### Exercise objective:
Omit the pictures and return every entry exactly as written.

### Supplied records:
********

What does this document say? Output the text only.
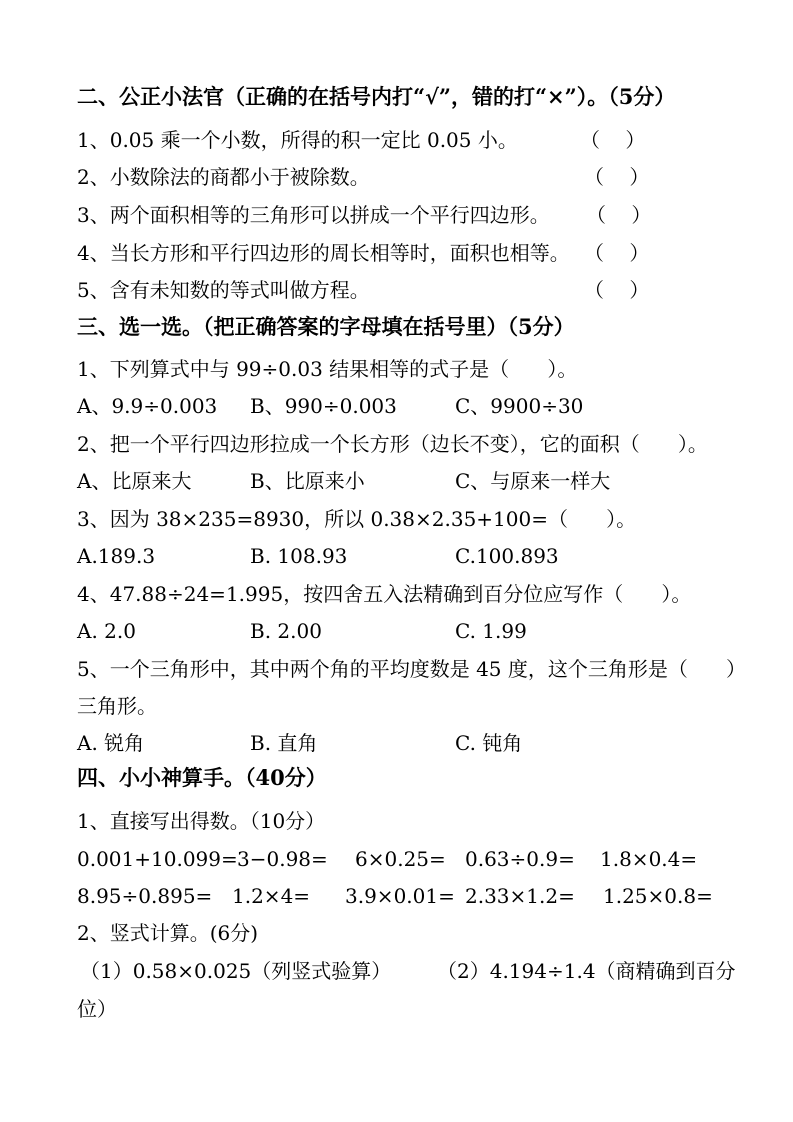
二、公正小法官（正确的在括号内打“√”，错的打“×”）。（5分）
1、0.05 乘一个小数，所得的积一定比 0.05 小。	（    ）
2、小数除法的商都小于被除数。	（    ）
3、两个面积相等的三角形可以拼成一个平行四边形。 （    ）
4、当长方形和平行四边形的周长相等时，面积也相等。 （    ）
5、含有未知数的等式叫做方程。	（    ）
三、选一选。（把正确答案的字母填在括号里）（5分）
1、下列算式中与 99÷0.03 结果相等的式子是（      ）。
A、9.9÷0.003 B、990÷0.003	C、9900÷30
2、把一个平行四边形拉成一个长方形（边长不变），它的面积（      ）。
A、比原来大	B、比原来小	C、与原来一样大
3、因为 38×235=8930，所以 0.38×2.35+100=（      ）。
A.189.3	B. 108.93	C.100.893
4、47.88÷24=1.995，按四舍五入法精确到百分位应写作（      ）。
A. 2.0	B. 2.00	C. 1.99
5、一个三角形中，其中两个角的平均度数是 45 度，这个三角形是（      ）
三角形。
A. 锐角	B. 直角	C. 钝角
四、小小神算手。（40分）
1、直接写出得数。（10分）
0.001+10.099= 3−0.98= 6×0.25= 0.63÷0.9= 1.8×0.4=
8.95÷0.895= 1.2×4= 3.9×0.01= 2.33×1.2= 1.25×0.8=
2、竖式计算。(6分)
（1）0.58×0.025（列竖式验算） （2）4.194÷1.4（商精确到百分
位）
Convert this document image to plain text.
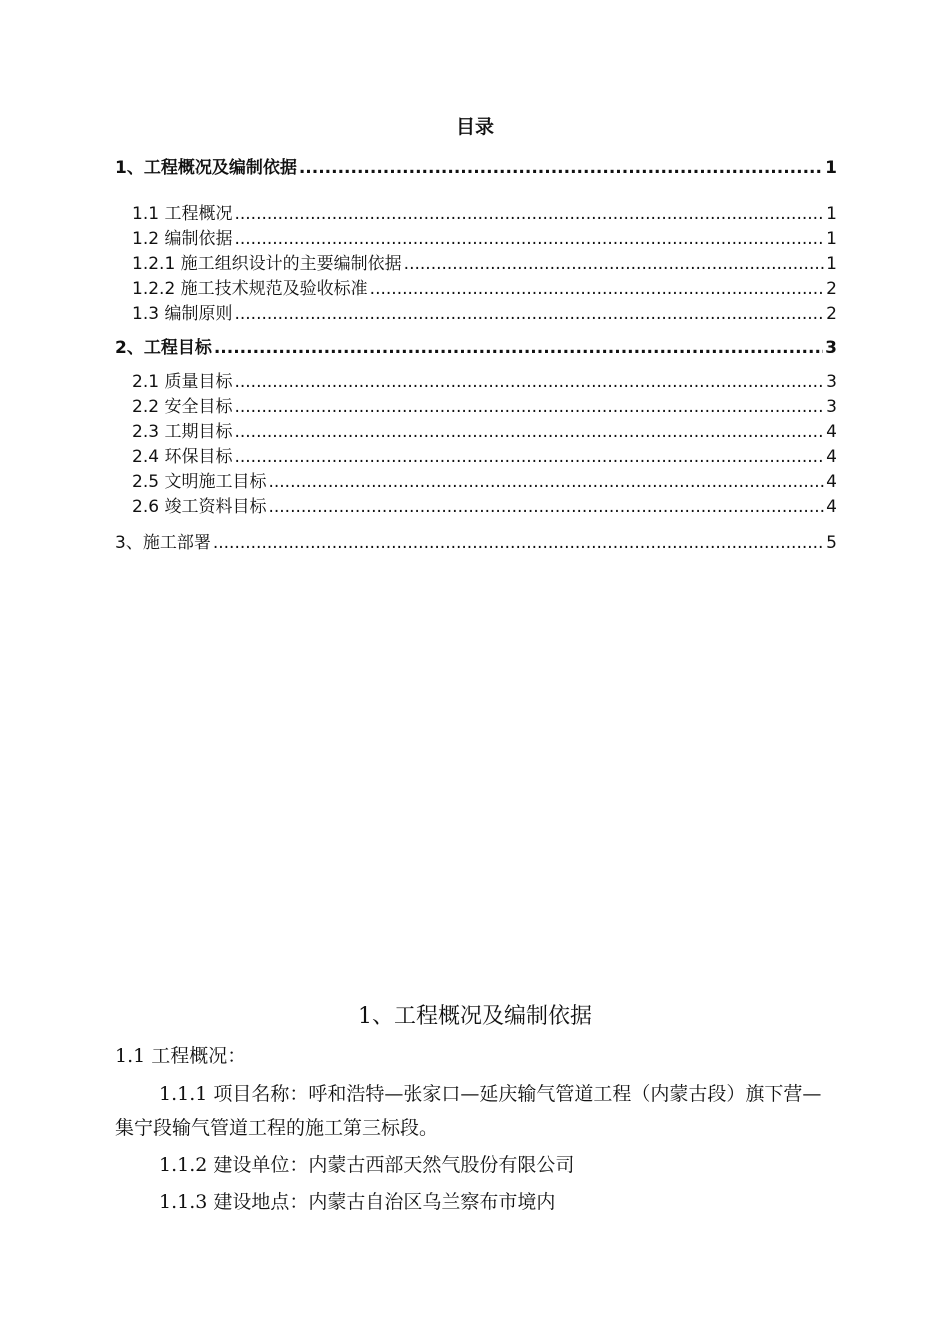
目录
1、工程概况及编制依据 .....	1
1.1 工程概况 .....	1
1.2 编制依据 .....	1
1.2.1 施工组织设计的主要编制依据 .....	1
1.2.2 施工技术规范及验收标准 .....	2
1.3 编制原则 .....	2
2、工程目标 .....	3
2.1 质量目标 .....	3
2.2 安全目标 .....	3
2.3 工期目标 .....	4
2.4 环保目标 .....	4
2.5 文明施工目标 .....	4
2.6 竣工资料目标 .....	4
3、施工部署 .....	5
1、工程概况及编制依据
1.1 工程概况：
1.1.1 项目名称：呼和浩特—张家口—延庆输气管道工程（内蒙古段）旗下营—集宁段输气管道工程的施工第三标段。
1.1.2 建设单位：内蒙古西部天然气股份有限公司
1.1.3 建设地点：内蒙古自治区乌兰察布市境内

********

### Solution to the problem:
What does this document say? Output the text only.
二、公正小法官（正确的在括号内打“√”，错的打“×”）。（5分）
1、0.05 乘一个小数，所得的积一定比 0.05 小。	（    ）
2、小数除法的商都小于被除数。	（    ）
3、两个面积相等的三角形可以拼成一个平行四边形。 （    ）
4、当长方形和平行四边形的周长相等时，面积也相等。 （    ）
5、含有未知数的等式叫做方程。	（    ）
三、选一选。（把正确答案的字母填在括号里）（5分）
1、下列算式中与 99÷0.03 结果相等的式子是（      ）。
A、9.9÷0.003 B、990÷0.003	C、9900÷30
2、把一个平行四边形拉成一个长方形（边长不变），它的面积（      ）。
A、比原来大	B、比原来小	C、与原来一样大
3、因为 38×235=8930，所以 0.38×2.35+100=（      ）。
A.189.3	B. 108.93	C.100.893
4、47.88÷24=1.995，按四舍五入法精确到百分位应写作（      ）。
A. 2.0	B. 2.00	C. 1.99
5、一个三角形中，其中两个角的平均度数是 45 度，这个三角形是（      ）
三角形。
A. 锐角	B. 直角	C. 钝角
四、小小神算手。（40分）
1、直接写出得数。（10分）
0.001+10.099= 3−0.98= 6×0.25= 0.63÷0.9= 1.8×0.4=
8.95÷0.895= 1.2×4= 3.9×0.01= 2.33×1.2= 1.25×0.8=
2、竖式计算。(6分)
（1）0.58×0.025（列竖式验算） （2）4.194÷1.4（商精确到百分
位）
Convert this document image to plain text.
目录
1、工程概况及编制依据 .....	1
1.1 工程概况 .....	1
1.2 编制依据 .....	1
1.2.1 施工组织设计的主要编制依据 .....	1
1.2.2 施工技术规范及验收标准 .....	2
1.3 编制原则 .....	2
2、工程目标 .....	3
2.1 质量目标 .....	3
2.2 安全目标 .....	3
2.3 工期目标 .....	4
2.4 环保目标 .....	4
2.5 文明施工目标 .....	4
2.6 竣工资料目标 .....	4
3、施工部署 .....	5
1、工程概况及编制依据
1.1 工程概况：
1.1.1 项目名称：呼和浩特—张家口—延庆输气管道工程（内蒙古段）旗下营—集宁段输气管道工程的施工第三标段。
1.1.2 建设单位：内蒙古西部天然气股份有限公司
1.1.3 建设地点：内蒙古自治区乌兰察布市境内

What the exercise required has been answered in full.